### Task goal
Please report every line from the material that contains the word "suptitle".

### Data section
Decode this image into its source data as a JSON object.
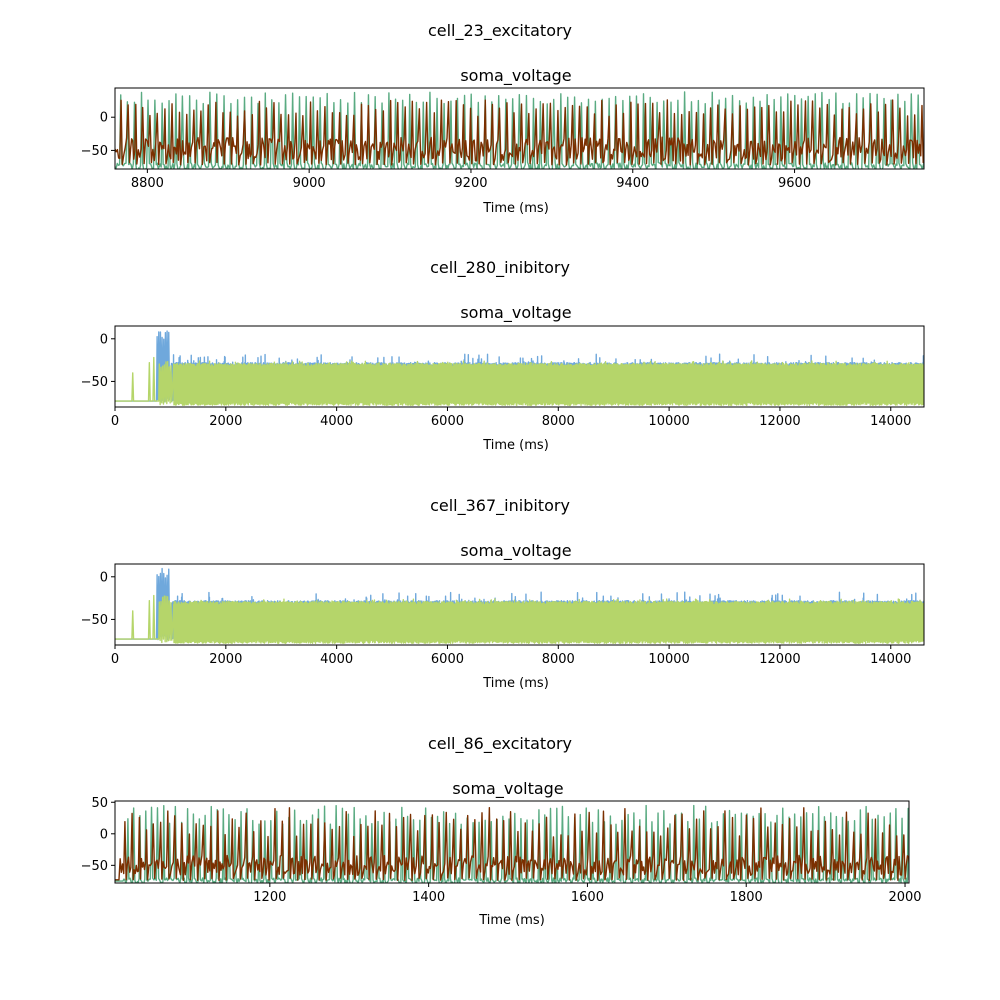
{
  "figure": {
    "background": "#ffffff"
  },
  "chart_data": [
    {
      "type": "line",
      "suptitle": "cell_23_excitatory",
      "title": "soma_voltage",
      "xlabel": "Time (ms)",
      "ylabel": "",
      "xlim": [
        8760,
        9760
      ],
      "ylim": [
        -78,
        44
      ],
      "xticks": [
        8800,
        9000,
        9200,
        9400,
        9600
      ],
      "yticks": [
        0,
        -50
      ],
      "grid": false,
      "legend": "none",
      "series": [
        {
          "color": "#5aab82",
          "style": "spiking",
          "rest": -75,
          "peak_range": [
            20,
            38
          ],
          "isi": 8.5,
          "t_onset": 8760,
          "noise": 6,
          "valley": -72
        },
        {
          "color": "#7b2f00",
          "style": "noisy-spiking",
          "rest": -48,
          "peak_range": [
            0,
            26
          ],
          "isi": 9,
          "t_onset": 8760,
          "noise": 18,
          "valley": -72
        }
      ]
    },
    {
      "type": "line",
      "suptitle": "cell_280_inibitory",
      "title": "soma_voltage",
      "xlabel": "Time (ms)",
      "ylabel": "",
      "xlim": [
        0,
        14600
      ],
      "ylim": [
        -80,
        15
      ],
      "xticks": [
        0,
        2000,
        4000,
        6000,
        8000,
        10000,
        12000,
        14000
      ],
      "yticks": [
        0,
        -50
      ],
      "grid": false,
      "legend": "none",
      "series": [
        {
          "color": "#6fa8dc",
          "style": "dense",
          "rest": -73,
          "onset": 760,
          "burst_peak": 10,
          "band": [
            -74,
            -32
          ],
          "spike_peak": [
            -32,
            -18
          ],
          "pre_spikes": []
        },
        {
          "color": "#b5d56a",
          "style": "dense",
          "rest": -73,
          "onset": 800,
          "burst_peak": -22,
          "band": [
            -78,
            -33
          ],
          "spike_peak": [
            -33,
            -26
          ],
          "pre_spikes": [
            [
              320,
              -40
            ],
            [
              620,
              -28
            ],
            [
              700,
              -22
            ]
          ]
        }
      ]
    },
    {
      "type": "line",
      "suptitle": "cell_367_inibitory",
      "title": "soma_voltage",
      "xlabel": "Time (ms)",
      "ylabel": "",
      "xlim": [
        0,
        14600
      ],
      "ylim": [
        -80,
        15
      ],
      "xticks": [
        0,
        2000,
        4000,
        6000,
        8000,
        10000,
        12000,
        14000
      ],
      "yticks": [
        0,
        -50
      ],
      "grid": false,
      "legend": "none",
      "series": [
        {
          "color": "#6fa8dc",
          "style": "dense",
          "rest": -73,
          "onset": 760,
          "burst_peak": 10,
          "band": [
            -74,
            -32
          ],
          "spike_peak": [
            -32,
            -18
          ],
          "pre_spikes": []
        },
        {
          "color": "#b5d56a",
          "style": "dense",
          "rest": -73,
          "onset": 800,
          "burst_peak": -22,
          "band": [
            -78,
            -33
          ],
          "spike_peak": [
            -33,
            -26
          ],
          "pre_spikes": [
            [
              320,
              -40
            ],
            [
              620,
              -28
            ],
            [
              700,
              -22
            ]
          ]
        }
      ]
    },
    {
      "type": "line",
      "suptitle": "cell_86_excitatory",
      "title": "soma_voltage",
      "xlabel": "Time (ms)",
      "ylabel": "",
      "xlim": [
        1005,
        2005
      ],
      "ylim": [
        -78,
        52
      ],
      "xticks": [
        1200,
        1400,
        1600,
        1800,
        2000
      ],
      "yticks": [
        50,
        0,
        -50
      ],
      "grid": false,
      "legend": "none",
      "series": [
        {
          "color": "#5aab82",
          "style": "spiking",
          "rest": -75,
          "peak_range": [
            15,
            45
          ],
          "isi": 7.5,
          "t_onset": 1015,
          "noise": 5,
          "valley": -74
        },
        {
          "color": "#7b2f00",
          "style": "noisy-spiking",
          "rest": -50,
          "peak_range": [
            -5,
            42
          ],
          "isi": 9,
          "t_onset": 1010,
          "noise": 16,
          "valley": -74,
          "pre_rest": -73
        }
      ]
    }
  ]
}
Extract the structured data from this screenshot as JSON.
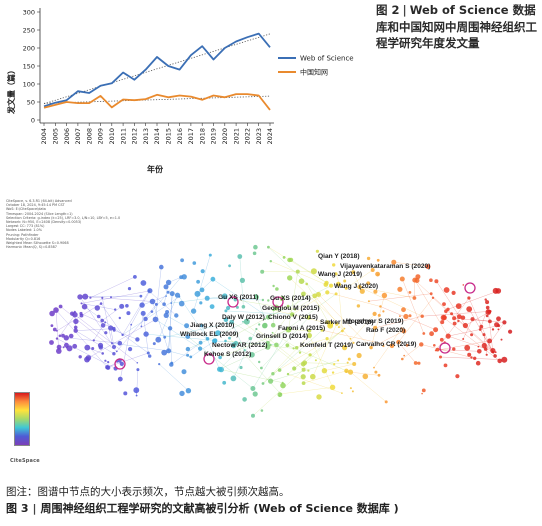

### Response below
      "suptitle": "cell_23_excitatory",
      "suptitle": "cell_280_inibitory",
      "suptitle": "cell_367_inibitory",
      "suptitle": "cell_86_excitatory",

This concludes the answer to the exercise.